**Exercise:**
Count the lines below that contain the word "labels" and give only that number.

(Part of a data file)
►

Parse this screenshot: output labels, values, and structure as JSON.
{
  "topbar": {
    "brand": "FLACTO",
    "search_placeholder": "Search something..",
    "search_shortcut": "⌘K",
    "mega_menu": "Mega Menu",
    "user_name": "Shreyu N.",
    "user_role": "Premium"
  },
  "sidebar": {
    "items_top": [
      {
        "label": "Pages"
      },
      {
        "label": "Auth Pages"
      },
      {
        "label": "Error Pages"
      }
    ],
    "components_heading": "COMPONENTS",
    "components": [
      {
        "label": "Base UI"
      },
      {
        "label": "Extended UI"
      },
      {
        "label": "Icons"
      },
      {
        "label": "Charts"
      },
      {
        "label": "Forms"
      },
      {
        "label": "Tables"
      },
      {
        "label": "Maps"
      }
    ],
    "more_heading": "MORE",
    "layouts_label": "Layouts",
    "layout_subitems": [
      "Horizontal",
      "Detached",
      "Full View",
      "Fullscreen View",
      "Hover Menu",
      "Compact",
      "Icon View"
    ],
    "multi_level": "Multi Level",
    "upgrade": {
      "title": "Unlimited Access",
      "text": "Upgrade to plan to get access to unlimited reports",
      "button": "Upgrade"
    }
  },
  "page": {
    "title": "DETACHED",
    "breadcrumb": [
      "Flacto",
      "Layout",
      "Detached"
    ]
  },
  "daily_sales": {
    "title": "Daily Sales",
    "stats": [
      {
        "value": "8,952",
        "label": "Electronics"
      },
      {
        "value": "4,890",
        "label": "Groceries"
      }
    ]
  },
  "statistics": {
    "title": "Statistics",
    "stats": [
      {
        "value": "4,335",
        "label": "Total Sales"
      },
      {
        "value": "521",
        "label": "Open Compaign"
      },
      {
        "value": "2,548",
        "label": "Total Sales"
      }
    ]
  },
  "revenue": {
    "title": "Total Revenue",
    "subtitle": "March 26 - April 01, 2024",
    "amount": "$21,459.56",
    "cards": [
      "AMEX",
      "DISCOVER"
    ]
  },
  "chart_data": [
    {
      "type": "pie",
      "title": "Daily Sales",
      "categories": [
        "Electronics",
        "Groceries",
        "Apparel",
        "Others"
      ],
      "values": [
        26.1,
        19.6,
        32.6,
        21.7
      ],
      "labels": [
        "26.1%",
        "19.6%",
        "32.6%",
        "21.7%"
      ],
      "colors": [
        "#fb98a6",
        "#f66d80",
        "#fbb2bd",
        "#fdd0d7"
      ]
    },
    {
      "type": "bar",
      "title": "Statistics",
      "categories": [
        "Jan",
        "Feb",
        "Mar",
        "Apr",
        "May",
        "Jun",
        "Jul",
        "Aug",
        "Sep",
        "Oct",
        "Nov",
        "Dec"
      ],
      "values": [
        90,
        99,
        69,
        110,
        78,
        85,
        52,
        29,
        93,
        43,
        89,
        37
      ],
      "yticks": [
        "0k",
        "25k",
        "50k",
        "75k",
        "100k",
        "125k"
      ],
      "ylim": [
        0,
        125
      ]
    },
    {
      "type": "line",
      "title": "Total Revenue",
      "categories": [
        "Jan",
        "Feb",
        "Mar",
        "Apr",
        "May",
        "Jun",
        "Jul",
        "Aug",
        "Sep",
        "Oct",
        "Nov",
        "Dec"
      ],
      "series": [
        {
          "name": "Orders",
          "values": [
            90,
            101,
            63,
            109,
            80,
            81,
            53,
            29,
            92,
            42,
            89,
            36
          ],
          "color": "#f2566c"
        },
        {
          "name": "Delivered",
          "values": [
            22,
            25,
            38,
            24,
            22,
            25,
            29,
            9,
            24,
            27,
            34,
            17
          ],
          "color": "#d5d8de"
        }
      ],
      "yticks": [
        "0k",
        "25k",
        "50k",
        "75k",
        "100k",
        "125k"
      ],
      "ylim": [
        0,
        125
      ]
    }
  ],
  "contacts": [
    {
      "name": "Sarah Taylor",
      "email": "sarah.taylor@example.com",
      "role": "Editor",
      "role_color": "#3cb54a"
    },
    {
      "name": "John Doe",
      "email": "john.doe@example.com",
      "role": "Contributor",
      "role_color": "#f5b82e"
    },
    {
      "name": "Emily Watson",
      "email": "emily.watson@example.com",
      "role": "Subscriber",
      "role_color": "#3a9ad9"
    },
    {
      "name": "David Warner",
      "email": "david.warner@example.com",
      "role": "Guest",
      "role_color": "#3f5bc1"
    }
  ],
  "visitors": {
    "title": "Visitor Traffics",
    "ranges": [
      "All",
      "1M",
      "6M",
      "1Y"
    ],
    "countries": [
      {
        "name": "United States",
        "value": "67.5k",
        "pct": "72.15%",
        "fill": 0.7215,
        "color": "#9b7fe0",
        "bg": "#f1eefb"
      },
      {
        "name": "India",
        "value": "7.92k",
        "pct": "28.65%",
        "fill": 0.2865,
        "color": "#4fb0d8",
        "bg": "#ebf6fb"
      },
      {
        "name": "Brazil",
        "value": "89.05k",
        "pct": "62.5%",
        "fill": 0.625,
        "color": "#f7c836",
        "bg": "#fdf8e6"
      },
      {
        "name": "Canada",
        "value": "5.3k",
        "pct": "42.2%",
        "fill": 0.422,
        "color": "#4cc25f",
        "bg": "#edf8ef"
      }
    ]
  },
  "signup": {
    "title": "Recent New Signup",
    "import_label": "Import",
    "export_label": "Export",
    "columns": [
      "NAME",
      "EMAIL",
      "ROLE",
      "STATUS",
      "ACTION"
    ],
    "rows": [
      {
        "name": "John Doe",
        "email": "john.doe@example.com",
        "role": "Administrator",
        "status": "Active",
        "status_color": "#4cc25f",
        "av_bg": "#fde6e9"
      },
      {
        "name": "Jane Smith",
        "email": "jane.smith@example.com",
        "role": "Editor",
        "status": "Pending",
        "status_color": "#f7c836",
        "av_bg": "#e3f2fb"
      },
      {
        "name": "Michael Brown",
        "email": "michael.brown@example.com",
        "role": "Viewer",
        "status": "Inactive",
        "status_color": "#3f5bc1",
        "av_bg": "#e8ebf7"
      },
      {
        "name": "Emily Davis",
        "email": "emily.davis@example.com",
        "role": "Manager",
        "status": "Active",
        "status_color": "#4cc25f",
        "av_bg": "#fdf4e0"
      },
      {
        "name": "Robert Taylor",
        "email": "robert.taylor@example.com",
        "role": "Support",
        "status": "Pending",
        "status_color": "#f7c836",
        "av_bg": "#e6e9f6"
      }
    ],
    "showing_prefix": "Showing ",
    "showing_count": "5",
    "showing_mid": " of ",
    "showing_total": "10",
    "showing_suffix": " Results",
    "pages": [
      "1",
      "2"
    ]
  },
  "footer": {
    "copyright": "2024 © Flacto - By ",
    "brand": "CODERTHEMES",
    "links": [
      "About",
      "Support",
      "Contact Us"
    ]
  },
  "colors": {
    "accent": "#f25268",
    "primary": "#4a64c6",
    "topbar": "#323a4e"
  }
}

◄

**Response to this task:**
2